### REQUIREMENTS
Copy, from the entries below, each line in which the string "Настроить" appears.
**** INFORMATION PROVIDED ****
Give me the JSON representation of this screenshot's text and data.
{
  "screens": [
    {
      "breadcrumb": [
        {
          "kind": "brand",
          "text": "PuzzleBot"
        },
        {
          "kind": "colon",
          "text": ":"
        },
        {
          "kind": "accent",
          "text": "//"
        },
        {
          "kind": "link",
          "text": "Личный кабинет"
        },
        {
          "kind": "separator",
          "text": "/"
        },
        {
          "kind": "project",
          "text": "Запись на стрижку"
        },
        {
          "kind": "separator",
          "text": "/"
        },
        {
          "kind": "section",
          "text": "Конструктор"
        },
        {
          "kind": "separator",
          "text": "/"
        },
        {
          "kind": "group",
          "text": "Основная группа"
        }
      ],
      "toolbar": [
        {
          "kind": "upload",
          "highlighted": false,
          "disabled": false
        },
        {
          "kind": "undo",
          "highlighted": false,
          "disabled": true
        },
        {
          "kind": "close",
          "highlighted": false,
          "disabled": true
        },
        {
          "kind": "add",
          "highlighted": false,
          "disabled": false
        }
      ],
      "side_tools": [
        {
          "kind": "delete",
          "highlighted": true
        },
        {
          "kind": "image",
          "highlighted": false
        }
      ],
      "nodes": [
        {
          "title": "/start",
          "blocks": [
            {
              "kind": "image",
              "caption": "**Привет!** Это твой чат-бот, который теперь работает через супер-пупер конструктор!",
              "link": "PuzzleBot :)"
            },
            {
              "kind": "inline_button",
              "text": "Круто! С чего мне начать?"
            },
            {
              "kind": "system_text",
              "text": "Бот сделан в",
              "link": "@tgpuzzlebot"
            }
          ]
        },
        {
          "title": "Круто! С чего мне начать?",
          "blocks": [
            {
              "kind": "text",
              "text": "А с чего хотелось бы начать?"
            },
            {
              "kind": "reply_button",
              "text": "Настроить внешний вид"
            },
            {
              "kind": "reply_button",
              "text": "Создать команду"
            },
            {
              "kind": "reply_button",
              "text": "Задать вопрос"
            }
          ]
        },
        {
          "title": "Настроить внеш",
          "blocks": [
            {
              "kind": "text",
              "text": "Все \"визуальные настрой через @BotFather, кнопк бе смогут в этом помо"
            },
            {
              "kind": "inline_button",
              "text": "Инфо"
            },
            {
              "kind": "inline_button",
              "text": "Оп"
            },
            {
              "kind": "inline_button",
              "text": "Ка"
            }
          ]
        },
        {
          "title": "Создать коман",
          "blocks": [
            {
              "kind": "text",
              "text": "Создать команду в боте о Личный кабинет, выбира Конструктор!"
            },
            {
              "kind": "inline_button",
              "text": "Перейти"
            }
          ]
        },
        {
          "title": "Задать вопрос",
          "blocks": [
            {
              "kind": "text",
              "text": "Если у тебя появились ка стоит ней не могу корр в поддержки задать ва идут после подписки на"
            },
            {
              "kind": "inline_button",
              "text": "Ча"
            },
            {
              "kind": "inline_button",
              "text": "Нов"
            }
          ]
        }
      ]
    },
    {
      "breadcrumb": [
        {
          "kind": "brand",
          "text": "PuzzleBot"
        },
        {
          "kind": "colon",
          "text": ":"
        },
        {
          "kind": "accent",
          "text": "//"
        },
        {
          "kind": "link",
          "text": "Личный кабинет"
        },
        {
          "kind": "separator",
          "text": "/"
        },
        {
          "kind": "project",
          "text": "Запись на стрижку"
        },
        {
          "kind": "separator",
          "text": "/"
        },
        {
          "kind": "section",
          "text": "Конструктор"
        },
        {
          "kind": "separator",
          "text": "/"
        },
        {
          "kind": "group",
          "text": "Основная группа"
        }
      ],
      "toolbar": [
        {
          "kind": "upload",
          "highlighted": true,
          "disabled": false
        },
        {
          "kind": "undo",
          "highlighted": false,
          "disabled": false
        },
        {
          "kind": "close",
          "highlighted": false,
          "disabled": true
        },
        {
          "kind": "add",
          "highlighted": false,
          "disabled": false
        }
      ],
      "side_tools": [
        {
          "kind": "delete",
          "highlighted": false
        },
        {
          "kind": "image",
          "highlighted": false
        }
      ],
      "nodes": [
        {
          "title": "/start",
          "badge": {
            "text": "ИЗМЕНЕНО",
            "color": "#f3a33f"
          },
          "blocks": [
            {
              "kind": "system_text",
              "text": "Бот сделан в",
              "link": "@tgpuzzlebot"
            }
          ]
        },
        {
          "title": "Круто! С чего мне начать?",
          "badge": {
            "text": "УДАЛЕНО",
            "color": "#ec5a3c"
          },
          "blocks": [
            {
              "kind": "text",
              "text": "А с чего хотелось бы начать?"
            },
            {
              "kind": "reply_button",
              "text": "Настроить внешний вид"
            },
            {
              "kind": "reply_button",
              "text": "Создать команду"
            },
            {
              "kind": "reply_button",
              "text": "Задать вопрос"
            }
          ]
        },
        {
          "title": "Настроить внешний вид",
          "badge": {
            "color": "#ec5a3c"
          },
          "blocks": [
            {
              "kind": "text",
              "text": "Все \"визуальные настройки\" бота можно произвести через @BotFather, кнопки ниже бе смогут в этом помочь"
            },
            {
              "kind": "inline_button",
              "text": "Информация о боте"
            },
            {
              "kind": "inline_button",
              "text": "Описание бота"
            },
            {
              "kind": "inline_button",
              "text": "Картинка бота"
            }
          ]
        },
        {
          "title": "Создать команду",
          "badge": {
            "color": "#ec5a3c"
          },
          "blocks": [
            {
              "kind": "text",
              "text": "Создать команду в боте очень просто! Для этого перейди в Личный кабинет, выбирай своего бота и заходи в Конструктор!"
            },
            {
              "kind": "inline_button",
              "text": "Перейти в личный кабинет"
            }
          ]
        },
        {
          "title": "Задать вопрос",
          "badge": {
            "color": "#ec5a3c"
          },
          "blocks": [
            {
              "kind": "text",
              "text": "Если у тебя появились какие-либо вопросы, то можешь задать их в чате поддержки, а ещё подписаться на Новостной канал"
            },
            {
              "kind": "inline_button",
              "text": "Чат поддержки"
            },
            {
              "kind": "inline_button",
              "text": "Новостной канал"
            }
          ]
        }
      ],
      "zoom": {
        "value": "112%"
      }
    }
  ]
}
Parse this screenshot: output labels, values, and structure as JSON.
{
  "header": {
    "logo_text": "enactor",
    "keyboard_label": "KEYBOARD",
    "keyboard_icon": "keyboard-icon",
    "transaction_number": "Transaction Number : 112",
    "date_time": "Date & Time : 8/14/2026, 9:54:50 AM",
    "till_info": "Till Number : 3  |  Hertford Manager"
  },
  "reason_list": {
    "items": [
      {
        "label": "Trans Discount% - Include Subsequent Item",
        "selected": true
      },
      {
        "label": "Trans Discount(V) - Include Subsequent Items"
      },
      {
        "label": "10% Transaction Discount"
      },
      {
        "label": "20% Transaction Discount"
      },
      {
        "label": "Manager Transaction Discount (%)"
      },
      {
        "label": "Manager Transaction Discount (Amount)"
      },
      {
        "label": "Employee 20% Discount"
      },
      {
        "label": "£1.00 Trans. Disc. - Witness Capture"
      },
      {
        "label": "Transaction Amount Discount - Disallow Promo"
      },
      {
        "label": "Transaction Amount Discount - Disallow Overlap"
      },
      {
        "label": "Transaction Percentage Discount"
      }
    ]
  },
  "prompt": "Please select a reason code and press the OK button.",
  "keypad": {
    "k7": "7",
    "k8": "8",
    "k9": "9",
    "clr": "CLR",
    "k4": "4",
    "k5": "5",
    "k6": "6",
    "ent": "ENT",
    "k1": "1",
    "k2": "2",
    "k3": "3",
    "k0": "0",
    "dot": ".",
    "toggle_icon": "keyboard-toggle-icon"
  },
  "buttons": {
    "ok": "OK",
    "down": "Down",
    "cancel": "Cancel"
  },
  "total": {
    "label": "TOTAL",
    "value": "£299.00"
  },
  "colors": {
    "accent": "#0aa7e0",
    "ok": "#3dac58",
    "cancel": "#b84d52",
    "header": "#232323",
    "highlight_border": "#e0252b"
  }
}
****
### SOLUTION TO THE EXERCISE
              "text": "Настроить внешний вид"
          "title": "Настроить внеш",
              "text": "Настроить внешний вид"
          "title": "Настроить внешний вид",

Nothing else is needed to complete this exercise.